Exercise input:
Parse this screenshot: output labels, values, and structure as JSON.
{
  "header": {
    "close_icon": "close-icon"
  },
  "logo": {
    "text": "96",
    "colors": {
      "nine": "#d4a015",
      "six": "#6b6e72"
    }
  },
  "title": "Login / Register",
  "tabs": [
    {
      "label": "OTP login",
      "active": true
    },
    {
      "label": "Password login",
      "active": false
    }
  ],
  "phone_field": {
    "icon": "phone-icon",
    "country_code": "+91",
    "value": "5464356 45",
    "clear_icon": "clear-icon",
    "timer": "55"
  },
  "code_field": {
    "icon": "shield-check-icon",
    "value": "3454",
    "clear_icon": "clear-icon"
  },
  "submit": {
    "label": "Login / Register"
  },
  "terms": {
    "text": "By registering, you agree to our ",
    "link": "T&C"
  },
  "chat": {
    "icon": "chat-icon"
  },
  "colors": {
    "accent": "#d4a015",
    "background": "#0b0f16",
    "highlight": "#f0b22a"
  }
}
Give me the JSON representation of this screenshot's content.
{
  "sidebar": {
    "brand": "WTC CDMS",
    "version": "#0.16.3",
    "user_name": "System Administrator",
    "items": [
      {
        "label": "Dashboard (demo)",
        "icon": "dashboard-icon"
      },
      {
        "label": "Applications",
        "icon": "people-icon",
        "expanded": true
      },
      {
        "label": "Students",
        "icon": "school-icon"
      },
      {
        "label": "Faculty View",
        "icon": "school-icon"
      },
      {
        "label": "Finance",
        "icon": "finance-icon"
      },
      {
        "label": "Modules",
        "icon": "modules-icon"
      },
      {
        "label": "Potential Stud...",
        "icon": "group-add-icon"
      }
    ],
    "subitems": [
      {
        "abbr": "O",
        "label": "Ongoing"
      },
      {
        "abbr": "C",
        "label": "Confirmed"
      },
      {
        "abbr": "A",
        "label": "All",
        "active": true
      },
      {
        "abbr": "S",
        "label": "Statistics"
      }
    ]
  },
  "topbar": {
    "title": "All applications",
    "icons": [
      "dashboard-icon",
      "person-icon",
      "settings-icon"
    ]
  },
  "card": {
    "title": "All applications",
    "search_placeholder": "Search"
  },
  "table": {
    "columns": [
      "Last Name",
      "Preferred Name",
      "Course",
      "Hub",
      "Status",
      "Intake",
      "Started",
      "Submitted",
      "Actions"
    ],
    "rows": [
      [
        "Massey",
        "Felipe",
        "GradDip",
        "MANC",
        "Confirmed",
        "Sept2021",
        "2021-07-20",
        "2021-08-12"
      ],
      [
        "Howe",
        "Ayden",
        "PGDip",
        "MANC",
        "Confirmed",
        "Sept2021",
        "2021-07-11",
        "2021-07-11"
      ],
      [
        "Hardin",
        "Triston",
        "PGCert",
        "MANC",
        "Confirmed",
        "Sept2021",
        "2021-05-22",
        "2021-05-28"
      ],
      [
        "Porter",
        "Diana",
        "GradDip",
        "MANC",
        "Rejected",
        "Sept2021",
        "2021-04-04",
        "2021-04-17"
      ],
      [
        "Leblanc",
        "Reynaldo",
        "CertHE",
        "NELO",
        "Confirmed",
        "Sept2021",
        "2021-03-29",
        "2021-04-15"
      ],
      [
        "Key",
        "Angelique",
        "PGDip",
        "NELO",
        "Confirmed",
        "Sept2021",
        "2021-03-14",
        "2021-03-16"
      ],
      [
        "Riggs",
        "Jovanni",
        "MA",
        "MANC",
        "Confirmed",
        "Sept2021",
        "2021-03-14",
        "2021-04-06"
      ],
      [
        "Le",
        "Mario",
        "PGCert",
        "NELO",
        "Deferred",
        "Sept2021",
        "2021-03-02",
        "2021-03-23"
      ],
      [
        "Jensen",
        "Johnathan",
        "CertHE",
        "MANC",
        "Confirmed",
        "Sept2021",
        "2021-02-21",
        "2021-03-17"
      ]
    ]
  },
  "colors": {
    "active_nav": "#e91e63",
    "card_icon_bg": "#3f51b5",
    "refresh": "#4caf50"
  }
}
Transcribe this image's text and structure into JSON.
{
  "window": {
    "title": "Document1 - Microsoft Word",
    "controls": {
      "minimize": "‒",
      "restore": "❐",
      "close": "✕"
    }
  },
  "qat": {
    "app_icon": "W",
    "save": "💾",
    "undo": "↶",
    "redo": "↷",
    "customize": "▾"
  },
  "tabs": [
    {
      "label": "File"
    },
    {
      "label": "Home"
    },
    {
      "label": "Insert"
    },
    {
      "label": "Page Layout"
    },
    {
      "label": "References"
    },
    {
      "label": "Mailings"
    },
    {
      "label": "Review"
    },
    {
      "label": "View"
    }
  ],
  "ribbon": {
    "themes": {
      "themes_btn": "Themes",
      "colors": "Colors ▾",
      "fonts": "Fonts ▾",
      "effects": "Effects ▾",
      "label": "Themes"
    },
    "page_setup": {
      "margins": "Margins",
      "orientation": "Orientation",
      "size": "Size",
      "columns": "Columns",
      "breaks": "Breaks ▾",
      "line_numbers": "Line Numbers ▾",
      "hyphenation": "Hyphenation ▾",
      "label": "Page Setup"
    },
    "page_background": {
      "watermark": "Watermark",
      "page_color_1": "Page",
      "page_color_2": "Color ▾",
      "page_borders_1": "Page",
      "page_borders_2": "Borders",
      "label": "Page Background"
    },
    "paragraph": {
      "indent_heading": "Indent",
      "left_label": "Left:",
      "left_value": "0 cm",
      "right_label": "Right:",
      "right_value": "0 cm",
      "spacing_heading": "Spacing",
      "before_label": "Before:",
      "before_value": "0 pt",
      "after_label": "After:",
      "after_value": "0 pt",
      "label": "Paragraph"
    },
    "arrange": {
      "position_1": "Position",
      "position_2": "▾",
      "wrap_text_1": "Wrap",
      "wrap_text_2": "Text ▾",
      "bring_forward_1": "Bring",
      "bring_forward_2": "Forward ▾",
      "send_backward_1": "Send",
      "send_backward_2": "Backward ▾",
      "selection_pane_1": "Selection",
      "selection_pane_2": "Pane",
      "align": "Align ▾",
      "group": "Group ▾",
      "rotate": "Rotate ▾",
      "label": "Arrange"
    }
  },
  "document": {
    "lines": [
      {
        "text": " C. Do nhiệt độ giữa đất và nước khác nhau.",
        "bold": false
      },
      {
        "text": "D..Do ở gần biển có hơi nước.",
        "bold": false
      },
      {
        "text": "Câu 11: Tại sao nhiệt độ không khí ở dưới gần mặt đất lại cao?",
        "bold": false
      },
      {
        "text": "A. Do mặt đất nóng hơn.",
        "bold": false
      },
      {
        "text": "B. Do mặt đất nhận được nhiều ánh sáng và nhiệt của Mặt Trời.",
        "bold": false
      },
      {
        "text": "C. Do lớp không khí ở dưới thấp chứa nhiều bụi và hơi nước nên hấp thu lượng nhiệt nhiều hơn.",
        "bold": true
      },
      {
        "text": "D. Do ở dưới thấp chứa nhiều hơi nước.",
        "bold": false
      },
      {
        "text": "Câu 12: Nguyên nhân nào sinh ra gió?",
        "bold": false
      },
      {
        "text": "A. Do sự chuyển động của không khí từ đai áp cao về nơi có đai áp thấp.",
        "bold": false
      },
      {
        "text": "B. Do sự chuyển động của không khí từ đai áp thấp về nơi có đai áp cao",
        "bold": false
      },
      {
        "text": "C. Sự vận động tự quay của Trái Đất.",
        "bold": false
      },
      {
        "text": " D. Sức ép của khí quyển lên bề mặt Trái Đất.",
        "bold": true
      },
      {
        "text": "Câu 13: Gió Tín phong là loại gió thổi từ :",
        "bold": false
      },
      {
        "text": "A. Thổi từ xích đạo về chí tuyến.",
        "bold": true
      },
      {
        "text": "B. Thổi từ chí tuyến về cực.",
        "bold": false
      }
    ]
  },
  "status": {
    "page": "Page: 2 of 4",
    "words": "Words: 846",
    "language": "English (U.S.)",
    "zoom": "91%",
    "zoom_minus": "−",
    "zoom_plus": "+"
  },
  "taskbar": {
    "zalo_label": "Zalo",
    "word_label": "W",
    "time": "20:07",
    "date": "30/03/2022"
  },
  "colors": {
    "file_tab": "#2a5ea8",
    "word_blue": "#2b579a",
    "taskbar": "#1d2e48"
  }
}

Requirements: Give the number of lines in the records that contain the string "screenshot", with no other output.

Answer to the problem: 2